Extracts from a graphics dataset
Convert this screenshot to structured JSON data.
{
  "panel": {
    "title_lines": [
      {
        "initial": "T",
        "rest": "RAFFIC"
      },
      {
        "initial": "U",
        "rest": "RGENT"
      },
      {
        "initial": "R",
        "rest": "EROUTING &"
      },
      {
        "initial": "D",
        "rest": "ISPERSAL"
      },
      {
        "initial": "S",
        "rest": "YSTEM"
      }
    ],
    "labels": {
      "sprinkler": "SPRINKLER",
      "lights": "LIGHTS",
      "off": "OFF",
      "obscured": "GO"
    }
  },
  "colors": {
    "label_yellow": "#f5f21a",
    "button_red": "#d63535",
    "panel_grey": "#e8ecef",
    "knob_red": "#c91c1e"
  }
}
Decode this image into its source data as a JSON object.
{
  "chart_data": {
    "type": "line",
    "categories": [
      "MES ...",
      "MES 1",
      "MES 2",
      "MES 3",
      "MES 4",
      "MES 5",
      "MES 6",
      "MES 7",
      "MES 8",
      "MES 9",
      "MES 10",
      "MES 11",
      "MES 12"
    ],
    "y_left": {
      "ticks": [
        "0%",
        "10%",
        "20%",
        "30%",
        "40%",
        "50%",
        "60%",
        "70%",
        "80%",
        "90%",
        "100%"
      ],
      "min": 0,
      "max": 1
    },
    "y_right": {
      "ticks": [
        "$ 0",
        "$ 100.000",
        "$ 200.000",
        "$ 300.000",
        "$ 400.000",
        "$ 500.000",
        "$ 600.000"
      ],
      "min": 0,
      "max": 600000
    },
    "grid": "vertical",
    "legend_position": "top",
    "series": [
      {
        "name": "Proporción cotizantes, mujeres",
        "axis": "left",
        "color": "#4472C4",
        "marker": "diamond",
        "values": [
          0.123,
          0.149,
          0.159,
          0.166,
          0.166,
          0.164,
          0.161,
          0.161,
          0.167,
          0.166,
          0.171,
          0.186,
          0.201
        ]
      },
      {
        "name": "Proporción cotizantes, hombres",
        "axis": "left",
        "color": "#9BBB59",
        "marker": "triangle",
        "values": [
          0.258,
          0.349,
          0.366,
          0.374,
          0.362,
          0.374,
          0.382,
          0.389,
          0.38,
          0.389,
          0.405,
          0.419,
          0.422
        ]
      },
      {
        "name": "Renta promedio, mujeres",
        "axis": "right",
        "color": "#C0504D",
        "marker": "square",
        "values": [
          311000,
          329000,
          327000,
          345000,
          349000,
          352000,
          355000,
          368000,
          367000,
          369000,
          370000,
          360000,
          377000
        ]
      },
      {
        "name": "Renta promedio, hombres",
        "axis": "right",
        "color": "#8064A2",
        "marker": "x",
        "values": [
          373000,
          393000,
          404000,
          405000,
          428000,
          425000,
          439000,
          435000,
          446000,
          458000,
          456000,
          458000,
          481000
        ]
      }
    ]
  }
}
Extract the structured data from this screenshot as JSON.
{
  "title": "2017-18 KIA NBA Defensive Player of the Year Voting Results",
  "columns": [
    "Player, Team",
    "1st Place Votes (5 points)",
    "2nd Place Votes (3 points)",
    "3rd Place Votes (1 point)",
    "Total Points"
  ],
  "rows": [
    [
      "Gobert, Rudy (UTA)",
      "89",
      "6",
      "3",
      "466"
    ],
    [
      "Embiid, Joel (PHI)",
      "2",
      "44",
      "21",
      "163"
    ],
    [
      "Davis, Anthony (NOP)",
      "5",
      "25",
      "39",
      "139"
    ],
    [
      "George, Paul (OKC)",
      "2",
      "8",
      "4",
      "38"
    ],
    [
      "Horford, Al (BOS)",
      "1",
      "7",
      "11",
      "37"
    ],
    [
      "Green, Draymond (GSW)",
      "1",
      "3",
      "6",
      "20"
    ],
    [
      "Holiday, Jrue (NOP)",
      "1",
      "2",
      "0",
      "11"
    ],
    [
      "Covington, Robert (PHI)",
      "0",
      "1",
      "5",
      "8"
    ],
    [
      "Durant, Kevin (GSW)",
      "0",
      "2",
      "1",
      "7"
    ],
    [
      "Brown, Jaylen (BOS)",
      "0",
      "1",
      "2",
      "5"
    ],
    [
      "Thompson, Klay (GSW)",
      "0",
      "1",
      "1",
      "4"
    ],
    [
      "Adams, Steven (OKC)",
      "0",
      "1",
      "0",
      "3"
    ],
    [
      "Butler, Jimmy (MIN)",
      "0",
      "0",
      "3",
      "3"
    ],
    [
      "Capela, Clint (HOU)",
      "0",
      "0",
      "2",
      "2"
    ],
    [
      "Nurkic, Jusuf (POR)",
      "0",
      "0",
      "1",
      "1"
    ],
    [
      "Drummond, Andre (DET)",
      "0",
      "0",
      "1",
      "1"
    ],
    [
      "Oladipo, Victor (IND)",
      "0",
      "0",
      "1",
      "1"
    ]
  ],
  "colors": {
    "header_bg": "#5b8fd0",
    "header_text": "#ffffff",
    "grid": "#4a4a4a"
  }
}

Written task
Set down the entries above again, word for word.

Task response
Convert this screenshot to structured JSON data.
{
  "panel": {
    "title_lines": [
      {
        "initial": "T",
        "rest": "RAFFIC"
      },
      {
        "initial": "U",
        "rest": "RGENT"
      },
      {
        "initial": "R",
        "rest": "EROUTING &"
      },
      {
        "initial": "D",
        "rest": "ISPERSAL"
      },
      {
        "initial": "S",
        "rest": "YSTEM"
      }
    ],
    "labels": {
      "sprinkler": "SPRINKLER",
      "lights": "LIGHTS",
      "off": "OFF",
      "obscured": "GO"
    }
  },
  "colors": {
    "label_yellow": "#f5f21a",
    "button_red": "#d63535",
    "panel_grey": "#e8ecef",
    "knob_red": "#c91c1e"
  }
}
Decode this image into its source data as a JSON object.
{
  "chart_data": {
    "type": "line",
    "categories": [
      "MES ...",
      "MES 1",
      "MES 2",
      "MES 3",
      "MES 4",
      "MES 5",
      "MES 6",
      "MES 7",
      "MES 8",
      "MES 9",
      "MES 10",
      "MES 11",
      "MES 12"
    ],
    "y_left": {
      "ticks": [
        "0%",
        "10%",
        "20%",
        "30%",
        "40%",
        "50%",
        "60%",
        "70%",
        "80%",
        "90%",
        "100%"
      ],
      "min": 0,
      "max": 1
    },
    "y_right": {
      "ticks": [
        "$ 0",
        "$ 100.000",
        "$ 200.000",
        "$ 300.000",
        "$ 400.000",
        "$ 500.000",
        "$ 600.000"
      ],
      "min": 0,
      "max": 600000
    },
    "grid": "vertical",
    "legend_position": "top",
    "series": [
      {
        "name": "Proporción cotizantes, mujeres",
        "axis": "left",
        "color": "#4472C4",
        "marker": "diamond",
        "values": [
          0.123,
          0.149,
          0.159,
          0.166,
          0.166,
          0.164,
          0.161,
          0.161,
          0.167,
          0.166,
          0.171,
          0.186,
          0.201
        ]
      },
      {
        "name": "Proporción cotizantes, hombres",
        "axis": "left",
        "color": "#9BBB59",
        "marker": "triangle",
        "values": [
          0.258,
          0.349,
          0.366,
          0.374,
          0.362,
          0.374,
          0.382,
          0.389,
          0.38,
          0.389,
          0.405,
          0.419,
          0.422
        ]
      },
      {
        "name": "Renta promedio, mujeres",
        "axis": "right",
        "color": "#C0504D",
        "marker": "square",
        "values": [
          311000,
          329000,
          327000,
          345000,
          349000,
          352000,
          355000,
          368000,
          367000,
          369000,
          370000,
          360000,
          377000
        ]
      },
      {
        "name": "Renta promedio, hombres",
        "axis": "right",
        "color": "#8064A2",
        "marker": "x",
        "values": [
          373000,
          393000,
          404000,
          405000,
          428000,
          425000,
          439000,
          435000,
          446000,
          458000,
          456000,
          458000,
          481000
        ]
      }
    ]
  }
}
Extract the structured data from this screenshot as JSON.
{
  "title": "2017-18 KIA NBA Defensive Player of the Year Voting Results",
  "columns": [
    "Player, Team",
    "1st Place Votes (5 points)",
    "2nd Place Votes (3 points)",
    "3rd Place Votes (1 point)",
    "Total Points"
  ],
  "rows": [
    [
      "Gobert, Rudy (UTA)",
      "89",
      "6",
      "3",
      "466"
    ],
    [
      "Embiid, Joel (PHI)",
      "2",
      "44",
      "21",
      "163"
    ],
    [
      "Davis, Anthony (NOP)",
      "5",
      "25",
      "39",
      "139"
    ],
    [
      "George, Paul (OKC)",
      "2",
      "8",
      "4",
      "38"
    ],
    [
      "Horford, Al (BOS)",
      "1",
      "7",
      "11",
      "37"
    ],
    [
      "Green, Draymond (GSW)",
      "1",
      "3",
      "6",
      "20"
    ],
    [
      "Holiday, Jrue (NOP)",
      "1",
      "2",
      "0",
      "11"
    ],
    [
      "Covington, Robert (PHI)",
      "0",
      "1",
      "5",
      "8"
    ],
    [
      "Durant, Kevin (GSW)",
      "0",
      "2",
      "1",
      "7"
    ],
    [
      "Brown, Jaylen (BOS)",
      "0",
      "1",
      "2",
      "5"
    ],
    [
      "Thompson, Klay (GSW)",
      "0",
      "1",
      "1",
      "4"
    ],
    [
      "Adams, Steven (OKC)",
      "0",
      "1",
      "0",
      "3"
    ],
    [
      "Butler, Jimmy (MIN)",
      "0",
      "0",
      "3",
      "3"
    ],
    [
      "Capela, Clint (HOU)",
      "0",
      "0",
      "2",
      "2"
    ],
    [
      "Nurkic, Jusuf (POR)",
      "0",
      "0",
      "1",
      "1"
    ],
    [
      "Drummond, Andre (DET)",
      "0",
      "0",
      "1",
      "1"
    ],
    [
      "Oladipo, Victor (IND)",
      "0",
      "0",
      "1",
      "1"
    ]
  ],
  "colors": {
    "header_bg": "#5b8fd0",
    "header_text": "#ffffff",
    "grid": "#4a4a4a"
  }
}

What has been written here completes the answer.